── SUPPLIED DATA ──

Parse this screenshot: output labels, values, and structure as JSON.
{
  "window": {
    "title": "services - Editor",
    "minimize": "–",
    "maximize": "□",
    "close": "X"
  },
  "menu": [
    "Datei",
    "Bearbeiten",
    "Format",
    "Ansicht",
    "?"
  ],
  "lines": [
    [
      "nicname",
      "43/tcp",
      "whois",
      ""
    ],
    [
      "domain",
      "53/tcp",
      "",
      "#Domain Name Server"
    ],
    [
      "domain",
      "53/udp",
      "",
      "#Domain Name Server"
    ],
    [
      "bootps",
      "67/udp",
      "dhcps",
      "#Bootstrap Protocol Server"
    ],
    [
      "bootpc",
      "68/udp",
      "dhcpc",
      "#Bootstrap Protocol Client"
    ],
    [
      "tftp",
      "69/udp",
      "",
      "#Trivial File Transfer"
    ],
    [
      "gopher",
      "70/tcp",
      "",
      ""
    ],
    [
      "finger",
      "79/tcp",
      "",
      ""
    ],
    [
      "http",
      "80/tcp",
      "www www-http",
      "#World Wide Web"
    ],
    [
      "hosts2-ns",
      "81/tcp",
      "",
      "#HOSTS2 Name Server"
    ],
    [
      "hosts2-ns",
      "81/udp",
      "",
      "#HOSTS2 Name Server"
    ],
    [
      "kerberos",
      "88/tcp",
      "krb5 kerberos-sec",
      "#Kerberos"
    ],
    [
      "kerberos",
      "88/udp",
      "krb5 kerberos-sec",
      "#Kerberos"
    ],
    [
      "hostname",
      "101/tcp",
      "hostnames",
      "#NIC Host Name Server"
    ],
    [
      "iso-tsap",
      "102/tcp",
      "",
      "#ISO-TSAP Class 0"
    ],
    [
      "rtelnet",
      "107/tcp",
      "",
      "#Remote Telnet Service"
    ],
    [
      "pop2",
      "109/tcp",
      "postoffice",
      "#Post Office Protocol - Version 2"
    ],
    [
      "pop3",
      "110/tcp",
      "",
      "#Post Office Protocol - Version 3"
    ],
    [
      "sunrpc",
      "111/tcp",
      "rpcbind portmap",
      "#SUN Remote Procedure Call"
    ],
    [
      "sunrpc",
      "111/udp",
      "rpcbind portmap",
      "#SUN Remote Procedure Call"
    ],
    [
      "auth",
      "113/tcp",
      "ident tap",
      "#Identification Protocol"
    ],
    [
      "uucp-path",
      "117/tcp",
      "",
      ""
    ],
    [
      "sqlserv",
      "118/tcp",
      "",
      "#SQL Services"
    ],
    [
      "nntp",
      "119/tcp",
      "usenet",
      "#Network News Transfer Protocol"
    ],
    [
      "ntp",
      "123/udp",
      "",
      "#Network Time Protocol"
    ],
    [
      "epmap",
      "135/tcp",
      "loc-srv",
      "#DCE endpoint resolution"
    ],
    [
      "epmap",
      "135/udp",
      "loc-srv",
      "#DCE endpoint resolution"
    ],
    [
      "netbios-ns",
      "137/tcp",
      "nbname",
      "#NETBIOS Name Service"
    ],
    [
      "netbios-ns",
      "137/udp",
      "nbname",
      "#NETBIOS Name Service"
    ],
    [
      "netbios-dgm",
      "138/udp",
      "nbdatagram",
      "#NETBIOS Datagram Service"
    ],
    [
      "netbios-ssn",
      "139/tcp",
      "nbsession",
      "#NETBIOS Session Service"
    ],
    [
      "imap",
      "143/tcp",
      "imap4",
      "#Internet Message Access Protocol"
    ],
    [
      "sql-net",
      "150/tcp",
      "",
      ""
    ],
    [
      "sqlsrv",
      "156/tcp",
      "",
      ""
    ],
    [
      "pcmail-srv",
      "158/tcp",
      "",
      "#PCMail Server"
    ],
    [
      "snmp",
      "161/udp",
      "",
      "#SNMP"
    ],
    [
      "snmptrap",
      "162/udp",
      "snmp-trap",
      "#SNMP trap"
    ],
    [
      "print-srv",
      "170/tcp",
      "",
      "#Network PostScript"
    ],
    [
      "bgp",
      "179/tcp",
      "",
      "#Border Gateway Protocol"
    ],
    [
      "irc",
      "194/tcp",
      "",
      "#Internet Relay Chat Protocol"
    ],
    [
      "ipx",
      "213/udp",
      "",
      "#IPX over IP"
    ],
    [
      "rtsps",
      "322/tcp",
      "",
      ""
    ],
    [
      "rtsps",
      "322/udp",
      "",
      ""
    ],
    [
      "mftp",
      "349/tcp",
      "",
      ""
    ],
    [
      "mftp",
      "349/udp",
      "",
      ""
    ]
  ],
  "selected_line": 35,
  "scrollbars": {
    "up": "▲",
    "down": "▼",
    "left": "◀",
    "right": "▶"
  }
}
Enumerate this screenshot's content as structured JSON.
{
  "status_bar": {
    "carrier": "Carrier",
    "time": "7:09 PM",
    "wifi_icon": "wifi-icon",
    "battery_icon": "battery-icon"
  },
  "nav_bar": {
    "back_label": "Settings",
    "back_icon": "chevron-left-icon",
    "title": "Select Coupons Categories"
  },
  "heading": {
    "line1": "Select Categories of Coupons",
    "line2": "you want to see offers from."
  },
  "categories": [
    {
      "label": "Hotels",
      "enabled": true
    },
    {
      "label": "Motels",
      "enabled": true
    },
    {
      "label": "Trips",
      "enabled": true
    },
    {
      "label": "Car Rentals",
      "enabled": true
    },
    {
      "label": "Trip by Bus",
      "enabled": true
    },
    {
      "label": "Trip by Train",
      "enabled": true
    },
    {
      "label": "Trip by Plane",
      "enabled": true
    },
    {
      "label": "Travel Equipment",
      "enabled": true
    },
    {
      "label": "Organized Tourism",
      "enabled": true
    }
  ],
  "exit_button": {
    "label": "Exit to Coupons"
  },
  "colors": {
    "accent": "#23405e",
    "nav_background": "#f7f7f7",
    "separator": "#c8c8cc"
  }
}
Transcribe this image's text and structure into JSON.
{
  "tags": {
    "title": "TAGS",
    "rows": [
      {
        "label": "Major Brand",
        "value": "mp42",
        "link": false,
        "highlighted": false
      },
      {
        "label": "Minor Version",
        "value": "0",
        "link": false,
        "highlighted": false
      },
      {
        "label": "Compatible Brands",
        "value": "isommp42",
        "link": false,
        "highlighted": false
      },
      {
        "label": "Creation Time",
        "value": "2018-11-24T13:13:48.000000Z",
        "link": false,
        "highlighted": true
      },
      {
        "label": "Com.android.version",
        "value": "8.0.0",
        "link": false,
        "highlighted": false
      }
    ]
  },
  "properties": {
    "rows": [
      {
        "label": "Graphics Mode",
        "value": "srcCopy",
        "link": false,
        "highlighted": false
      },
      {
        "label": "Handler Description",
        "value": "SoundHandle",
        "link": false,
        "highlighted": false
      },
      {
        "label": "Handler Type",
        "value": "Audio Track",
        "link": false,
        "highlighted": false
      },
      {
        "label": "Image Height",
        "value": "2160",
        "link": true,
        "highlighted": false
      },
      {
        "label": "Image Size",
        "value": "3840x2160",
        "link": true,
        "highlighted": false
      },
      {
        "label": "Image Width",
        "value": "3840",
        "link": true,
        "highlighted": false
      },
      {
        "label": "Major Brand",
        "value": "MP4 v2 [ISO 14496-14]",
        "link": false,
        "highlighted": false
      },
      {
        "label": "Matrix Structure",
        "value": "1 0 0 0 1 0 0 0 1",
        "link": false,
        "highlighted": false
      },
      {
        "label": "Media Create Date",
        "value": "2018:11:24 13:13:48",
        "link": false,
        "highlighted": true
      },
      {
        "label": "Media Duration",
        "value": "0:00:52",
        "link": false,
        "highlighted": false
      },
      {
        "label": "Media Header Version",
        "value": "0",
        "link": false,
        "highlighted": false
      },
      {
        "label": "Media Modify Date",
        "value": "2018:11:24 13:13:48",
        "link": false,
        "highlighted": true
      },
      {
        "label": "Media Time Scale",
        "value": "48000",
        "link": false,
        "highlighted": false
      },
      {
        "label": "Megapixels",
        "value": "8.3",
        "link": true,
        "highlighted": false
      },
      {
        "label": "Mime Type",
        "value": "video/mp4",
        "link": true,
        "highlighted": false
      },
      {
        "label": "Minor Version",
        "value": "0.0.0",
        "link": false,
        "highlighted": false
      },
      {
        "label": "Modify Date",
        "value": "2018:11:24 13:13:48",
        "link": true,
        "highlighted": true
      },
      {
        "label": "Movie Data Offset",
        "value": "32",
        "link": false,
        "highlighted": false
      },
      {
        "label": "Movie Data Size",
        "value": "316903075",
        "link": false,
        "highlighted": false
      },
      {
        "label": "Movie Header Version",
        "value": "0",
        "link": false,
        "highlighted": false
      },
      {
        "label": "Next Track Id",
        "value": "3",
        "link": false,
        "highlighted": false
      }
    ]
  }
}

───

Look for lines containing the string "Server" and copy them all.

      "#Domain Name Server"
      "#Domain Name Server"
      "#Bootstrap Protocol Server"
      "#HOSTS2 Name Server"
      "#HOSTS2 Name Server"
      "#NIC Host Name Server"
      "#PCMail Server"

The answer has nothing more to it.